**TASK REQUIREMENTS:**
What is the number of lines holding the word "JSON"? Write that number and nothing else.

• • •

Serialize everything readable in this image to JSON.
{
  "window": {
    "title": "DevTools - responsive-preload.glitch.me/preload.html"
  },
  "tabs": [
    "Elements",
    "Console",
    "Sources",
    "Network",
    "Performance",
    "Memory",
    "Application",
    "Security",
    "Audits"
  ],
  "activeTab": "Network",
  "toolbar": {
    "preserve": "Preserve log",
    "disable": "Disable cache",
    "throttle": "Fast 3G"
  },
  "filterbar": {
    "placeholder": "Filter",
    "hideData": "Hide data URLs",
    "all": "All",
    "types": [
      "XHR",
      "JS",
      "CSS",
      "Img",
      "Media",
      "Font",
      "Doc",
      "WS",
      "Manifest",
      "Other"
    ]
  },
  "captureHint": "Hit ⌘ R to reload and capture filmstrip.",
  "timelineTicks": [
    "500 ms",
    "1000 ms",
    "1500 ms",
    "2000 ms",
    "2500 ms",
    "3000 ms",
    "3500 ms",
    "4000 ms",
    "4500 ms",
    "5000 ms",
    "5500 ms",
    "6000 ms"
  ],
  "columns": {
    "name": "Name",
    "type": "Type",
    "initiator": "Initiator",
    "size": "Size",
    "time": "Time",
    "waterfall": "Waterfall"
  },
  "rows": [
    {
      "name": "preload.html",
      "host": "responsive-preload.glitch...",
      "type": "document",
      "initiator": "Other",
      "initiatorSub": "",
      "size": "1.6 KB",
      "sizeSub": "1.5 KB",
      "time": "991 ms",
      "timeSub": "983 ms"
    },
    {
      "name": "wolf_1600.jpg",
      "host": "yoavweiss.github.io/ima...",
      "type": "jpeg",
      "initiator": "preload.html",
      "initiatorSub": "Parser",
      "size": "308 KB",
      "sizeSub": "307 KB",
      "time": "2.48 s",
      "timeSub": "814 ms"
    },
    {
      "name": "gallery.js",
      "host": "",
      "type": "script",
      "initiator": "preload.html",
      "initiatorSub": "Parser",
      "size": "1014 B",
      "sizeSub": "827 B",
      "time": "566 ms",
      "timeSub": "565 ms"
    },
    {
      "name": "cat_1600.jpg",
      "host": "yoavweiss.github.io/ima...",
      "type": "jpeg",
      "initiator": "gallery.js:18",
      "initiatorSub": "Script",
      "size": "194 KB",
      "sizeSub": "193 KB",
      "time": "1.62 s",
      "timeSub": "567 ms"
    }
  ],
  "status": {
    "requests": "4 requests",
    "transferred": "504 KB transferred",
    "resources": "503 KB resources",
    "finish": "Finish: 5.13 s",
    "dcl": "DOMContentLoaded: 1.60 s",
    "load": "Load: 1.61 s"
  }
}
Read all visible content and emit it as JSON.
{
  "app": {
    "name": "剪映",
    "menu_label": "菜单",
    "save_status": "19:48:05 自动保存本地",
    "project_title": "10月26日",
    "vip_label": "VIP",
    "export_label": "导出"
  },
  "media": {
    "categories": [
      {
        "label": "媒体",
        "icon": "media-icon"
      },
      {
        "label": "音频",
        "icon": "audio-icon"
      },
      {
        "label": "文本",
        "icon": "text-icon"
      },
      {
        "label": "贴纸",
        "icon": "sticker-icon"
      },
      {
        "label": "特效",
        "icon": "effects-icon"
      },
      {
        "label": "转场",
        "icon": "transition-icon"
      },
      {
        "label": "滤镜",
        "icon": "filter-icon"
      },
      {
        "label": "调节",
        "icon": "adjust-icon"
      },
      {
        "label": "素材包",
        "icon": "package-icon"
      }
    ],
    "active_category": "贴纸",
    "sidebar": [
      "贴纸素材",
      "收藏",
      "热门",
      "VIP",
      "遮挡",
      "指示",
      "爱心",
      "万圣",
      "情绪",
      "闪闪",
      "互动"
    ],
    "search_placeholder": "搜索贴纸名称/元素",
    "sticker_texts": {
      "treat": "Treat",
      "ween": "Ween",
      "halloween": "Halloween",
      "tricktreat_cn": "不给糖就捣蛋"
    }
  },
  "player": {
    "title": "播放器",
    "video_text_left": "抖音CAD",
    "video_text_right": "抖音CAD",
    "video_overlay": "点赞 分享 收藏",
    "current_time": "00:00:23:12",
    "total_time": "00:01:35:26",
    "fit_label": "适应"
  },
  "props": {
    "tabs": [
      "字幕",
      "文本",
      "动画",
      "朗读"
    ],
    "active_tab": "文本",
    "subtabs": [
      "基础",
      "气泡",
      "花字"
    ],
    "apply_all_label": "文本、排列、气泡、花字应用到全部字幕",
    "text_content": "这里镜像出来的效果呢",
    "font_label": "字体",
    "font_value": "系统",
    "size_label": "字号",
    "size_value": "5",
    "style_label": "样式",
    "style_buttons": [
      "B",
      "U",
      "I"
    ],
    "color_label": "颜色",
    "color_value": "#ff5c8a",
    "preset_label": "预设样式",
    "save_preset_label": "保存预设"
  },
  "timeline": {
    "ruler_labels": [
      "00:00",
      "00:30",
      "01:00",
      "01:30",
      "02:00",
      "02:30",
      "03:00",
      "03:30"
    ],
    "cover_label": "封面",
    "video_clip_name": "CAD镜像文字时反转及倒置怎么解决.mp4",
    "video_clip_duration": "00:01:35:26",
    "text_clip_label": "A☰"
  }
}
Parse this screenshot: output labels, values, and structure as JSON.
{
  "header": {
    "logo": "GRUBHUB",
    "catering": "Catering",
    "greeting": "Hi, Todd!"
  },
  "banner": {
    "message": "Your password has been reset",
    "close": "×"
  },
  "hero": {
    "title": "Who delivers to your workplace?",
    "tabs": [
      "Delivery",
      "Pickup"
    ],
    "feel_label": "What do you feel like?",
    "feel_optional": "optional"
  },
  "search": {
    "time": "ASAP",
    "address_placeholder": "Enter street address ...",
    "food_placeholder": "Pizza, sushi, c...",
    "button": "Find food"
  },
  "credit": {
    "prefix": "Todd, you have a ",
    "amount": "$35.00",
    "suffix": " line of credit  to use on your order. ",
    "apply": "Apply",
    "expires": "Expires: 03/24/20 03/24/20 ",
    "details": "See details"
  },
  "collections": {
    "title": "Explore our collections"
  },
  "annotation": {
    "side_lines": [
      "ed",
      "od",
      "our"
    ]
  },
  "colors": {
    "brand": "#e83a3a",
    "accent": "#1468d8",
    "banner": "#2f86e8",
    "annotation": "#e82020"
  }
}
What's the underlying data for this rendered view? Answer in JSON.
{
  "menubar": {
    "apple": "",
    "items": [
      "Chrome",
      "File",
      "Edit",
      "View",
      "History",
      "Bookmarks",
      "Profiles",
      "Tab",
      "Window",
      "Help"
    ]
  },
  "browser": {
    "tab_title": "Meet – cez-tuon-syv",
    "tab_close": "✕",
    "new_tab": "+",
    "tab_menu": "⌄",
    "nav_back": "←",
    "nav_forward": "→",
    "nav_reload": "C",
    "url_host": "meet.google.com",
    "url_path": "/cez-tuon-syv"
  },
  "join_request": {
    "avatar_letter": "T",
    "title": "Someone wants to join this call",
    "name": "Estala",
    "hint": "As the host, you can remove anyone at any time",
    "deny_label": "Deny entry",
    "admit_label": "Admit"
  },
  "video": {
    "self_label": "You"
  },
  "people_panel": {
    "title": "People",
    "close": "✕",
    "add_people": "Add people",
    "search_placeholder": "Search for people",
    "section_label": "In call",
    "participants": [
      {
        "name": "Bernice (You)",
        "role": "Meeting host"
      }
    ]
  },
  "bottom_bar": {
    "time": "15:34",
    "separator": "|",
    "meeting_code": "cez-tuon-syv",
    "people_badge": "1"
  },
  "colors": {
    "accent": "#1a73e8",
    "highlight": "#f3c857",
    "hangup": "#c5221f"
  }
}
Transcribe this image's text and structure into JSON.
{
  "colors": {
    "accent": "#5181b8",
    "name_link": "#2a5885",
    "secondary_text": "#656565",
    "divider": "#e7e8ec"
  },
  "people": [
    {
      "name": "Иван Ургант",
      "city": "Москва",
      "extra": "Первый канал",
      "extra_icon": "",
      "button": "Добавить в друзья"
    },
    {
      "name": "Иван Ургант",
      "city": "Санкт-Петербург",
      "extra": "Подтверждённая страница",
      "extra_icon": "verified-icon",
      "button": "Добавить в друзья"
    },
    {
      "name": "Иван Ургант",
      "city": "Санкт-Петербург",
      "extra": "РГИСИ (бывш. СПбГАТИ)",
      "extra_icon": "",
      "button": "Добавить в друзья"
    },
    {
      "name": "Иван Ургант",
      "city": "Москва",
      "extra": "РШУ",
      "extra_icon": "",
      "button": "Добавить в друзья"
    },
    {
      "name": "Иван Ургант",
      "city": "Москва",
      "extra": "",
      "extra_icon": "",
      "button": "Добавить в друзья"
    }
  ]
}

• • •

**SOLVED PROBLEM:**
5